§ **PROBLEM DETAILS**:
Every record shown here must be duplicated without change.

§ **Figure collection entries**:
*** Block opens ***

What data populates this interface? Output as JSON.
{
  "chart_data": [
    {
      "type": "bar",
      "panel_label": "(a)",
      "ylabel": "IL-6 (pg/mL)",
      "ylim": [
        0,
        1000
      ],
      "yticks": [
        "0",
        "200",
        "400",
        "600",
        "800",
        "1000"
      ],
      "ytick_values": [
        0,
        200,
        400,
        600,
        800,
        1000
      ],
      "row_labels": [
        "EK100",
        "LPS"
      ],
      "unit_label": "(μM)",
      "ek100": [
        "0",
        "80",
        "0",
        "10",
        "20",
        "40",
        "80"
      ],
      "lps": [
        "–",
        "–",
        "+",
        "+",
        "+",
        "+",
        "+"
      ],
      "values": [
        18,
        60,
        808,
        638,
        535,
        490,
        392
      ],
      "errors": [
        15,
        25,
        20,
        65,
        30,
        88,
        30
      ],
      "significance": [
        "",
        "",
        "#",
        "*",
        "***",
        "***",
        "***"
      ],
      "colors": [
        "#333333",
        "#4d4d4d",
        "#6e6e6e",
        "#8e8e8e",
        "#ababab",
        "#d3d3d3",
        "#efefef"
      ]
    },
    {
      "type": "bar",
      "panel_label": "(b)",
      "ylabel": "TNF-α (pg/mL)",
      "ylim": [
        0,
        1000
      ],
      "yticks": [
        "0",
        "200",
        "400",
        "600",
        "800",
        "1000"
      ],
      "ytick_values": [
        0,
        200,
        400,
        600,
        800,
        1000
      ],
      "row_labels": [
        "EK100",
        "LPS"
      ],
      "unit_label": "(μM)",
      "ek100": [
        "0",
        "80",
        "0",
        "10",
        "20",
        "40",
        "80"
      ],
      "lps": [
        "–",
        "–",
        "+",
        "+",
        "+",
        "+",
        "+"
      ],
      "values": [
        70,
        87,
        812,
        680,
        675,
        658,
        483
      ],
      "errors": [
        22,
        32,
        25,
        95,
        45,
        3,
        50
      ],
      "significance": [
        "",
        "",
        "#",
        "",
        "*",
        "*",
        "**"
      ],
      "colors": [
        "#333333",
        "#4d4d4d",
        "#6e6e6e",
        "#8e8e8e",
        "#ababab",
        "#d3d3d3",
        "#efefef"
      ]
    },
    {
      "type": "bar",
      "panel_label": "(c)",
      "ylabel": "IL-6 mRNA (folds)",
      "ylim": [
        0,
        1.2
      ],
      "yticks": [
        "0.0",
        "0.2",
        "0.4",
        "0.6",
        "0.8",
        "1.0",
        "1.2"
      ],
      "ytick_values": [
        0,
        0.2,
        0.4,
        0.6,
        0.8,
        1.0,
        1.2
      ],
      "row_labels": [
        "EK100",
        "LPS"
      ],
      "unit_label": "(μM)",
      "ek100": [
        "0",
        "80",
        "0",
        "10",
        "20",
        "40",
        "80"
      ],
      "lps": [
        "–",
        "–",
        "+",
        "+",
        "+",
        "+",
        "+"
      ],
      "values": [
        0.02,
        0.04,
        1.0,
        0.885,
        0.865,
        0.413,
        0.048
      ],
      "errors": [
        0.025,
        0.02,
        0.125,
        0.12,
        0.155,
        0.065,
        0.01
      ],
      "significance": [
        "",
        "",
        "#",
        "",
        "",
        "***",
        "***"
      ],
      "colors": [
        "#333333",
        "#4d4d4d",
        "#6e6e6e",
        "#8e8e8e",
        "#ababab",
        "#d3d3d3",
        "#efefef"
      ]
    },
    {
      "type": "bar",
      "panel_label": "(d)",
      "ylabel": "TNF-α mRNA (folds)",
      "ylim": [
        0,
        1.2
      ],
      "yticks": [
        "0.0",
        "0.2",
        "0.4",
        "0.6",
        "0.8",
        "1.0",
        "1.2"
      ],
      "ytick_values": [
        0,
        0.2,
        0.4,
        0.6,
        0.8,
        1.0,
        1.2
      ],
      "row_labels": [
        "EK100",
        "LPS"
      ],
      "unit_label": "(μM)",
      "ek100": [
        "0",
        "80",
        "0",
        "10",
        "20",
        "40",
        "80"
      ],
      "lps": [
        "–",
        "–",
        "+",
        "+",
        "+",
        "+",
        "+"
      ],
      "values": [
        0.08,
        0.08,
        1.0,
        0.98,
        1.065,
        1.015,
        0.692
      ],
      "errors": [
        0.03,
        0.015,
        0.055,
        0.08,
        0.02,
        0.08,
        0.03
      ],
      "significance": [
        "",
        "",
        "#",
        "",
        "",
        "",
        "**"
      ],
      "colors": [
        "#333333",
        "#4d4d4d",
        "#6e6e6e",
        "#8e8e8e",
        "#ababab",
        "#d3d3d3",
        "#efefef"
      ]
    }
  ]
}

*** Block closes ***

§ **EXERCISE SOLUTION**:
What data populates this interface? Output as JSON.
{
  "chart_data": [
    {
      "type": "bar",
      "panel_label": "(a)",
      "ylabel": "IL-6 (pg/mL)",
      "ylim": [
        0,
        1000
      ],
      "yticks": [
        "0",
        "200",
        "400",
        "600",
        "800",
        "1000"
      ],
      "ytick_values": [
        0,
        200,
        400,
        600,
        800,
        1000
      ],
      "row_labels": [
        "EK100",
        "LPS"
      ],
      "unit_label": "(μM)",
      "ek100": [
        "0",
        "80",
        "0",
        "10",
        "20",
        "40",
        "80"
      ],
      "lps": [
        "–",
        "–",
        "+",
        "+",
        "+",
        "+",
        "+"
      ],
      "values": [
        18,
        60,
        808,
        638,
        535,
        490,
        392
      ],
      "errors": [
        15,
        25,
        20,
        65,
        30,
        88,
        30
      ],
      "significance": [
        "",
        "",
        "#",
        "*",
        "***",
        "***",
        "***"
      ],
      "colors": [
        "#333333",
        "#4d4d4d",
        "#6e6e6e",
        "#8e8e8e",
        "#ababab",
        "#d3d3d3",
        "#efefef"
      ]
    },
    {
      "type": "bar",
      "panel_label": "(b)",
      "ylabel": "TNF-α (pg/mL)",
      "ylim": [
        0,
        1000
      ],
      "yticks": [
        "0",
        "200",
        "400",
        "600",
        "800",
        "1000"
      ],
      "ytick_values": [
        0,
        200,
        400,
        600,
        800,
        1000
      ],
      "row_labels": [
        "EK100",
        "LPS"
      ],
      "unit_label": "(μM)",
      "ek100": [
        "0",
        "80",
        "0",
        "10",
        "20",
        "40",
        "80"
      ],
      "lps": [
        "–",
        "–",
        "+",
        "+",
        "+",
        "+",
        "+"
      ],
      "values": [
        70,
        87,
        812,
        680,
        675,
        658,
        483
      ],
      "errors": [
        22,
        32,
        25,
        95,
        45,
        3,
        50
      ],
      "significance": [
        "",
        "",
        "#",
        "",
        "*",
        "*",
        "**"
      ],
      "colors": [
        "#333333",
        "#4d4d4d",
        "#6e6e6e",
        "#8e8e8e",
        "#ababab",
        "#d3d3d3",
        "#efefef"
      ]
    },
    {
      "type": "bar",
      "panel_label": "(c)",
      "ylabel": "IL-6 mRNA (folds)",
      "ylim": [
        0,
        1.2
      ],
      "yticks": [
        "0.0",
        "0.2",
        "0.4",
        "0.6",
        "0.8",
        "1.0",
        "1.2"
      ],
      "ytick_values": [
        0,
        0.2,
        0.4,
        0.6,
        0.8,
        1.0,
        1.2
      ],
      "row_labels": [
        "EK100",
        "LPS"
      ],
      "unit_label": "(μM)",
      "ek100": [
        "0",
        "80",
        "0",
        "10",
        "20",
        "40",
        "80"
      ],
      "lps": [
        "–",
        "–",
        "+",
        "+",
        "+",
        "+",
        "+"
      ],
      "values": [
        0.02,
        0.04,
        1.0,
        0.885,
        0.865,
        0.413,
        0.048
      ],
      "errors": [
        0.025,
        0.02,
        0.125,
        0.12,
        0.155,
        0.065,
        0.01
      ],
      "significance": [
        "",
        "",
        "#",
        "",
        "",
        "***",
        "***"
      ],
      "colors": [
        "#333333",
        "#4d4d4d",
        "#6e6e6e",
        "#8e8e8e",
        "#ababab",
        "#d3d3d3",
        "#efefef"
      ]
    },
    {
      "type": "bar",
      "panel_label": "(d)",
      "ylabel": "TNF-α mRNA (folds)",
      "ylim": [
        0,
        1.2
      ],
      "yticks": [
        "0.0",
        "0.2",
        "0.4",
        "0.6",
        "0.8",
        "1.0",
        "1.2"
      ],
      "ytick_values": [
        0,
        0.2,
        0.4,
        0.6,
        0.8,
        1.0,
        1.2
      ],
      "row_labels": [
        "EK100",
        "LPS"
      ],
      "unit_label": "(μM)",
      "ek100": [
        "0",
        "80",
        "0",
        "10",
        "20",
        "40",
        "80"
      ],
      "lps": [
        "–",
        "–",
        "+",
        "+",
        "+",
        "+",
        "+"
      ],
      "values": [
        0.08,
        0.08,
        1.0,
        0.98,
        1.065,
        1.015,
        0.692
      ],
      "errors": [
        0.03,
        0.015,
        0.055,
        0.08,
        0.02,
        0.08,
        0.03
      ],
      "significance": [
        "",
        "",
        "#",
        "",
        "",
        "",
        "**"
      ],
      "colors": [
        "#333333",
        "#4d4d4d",
        "#6e6e6e",
        "#8e8e8e",
        "#ababab",
        "#d3d3d3",
        "#efefef"
      ]
    }
  ]
}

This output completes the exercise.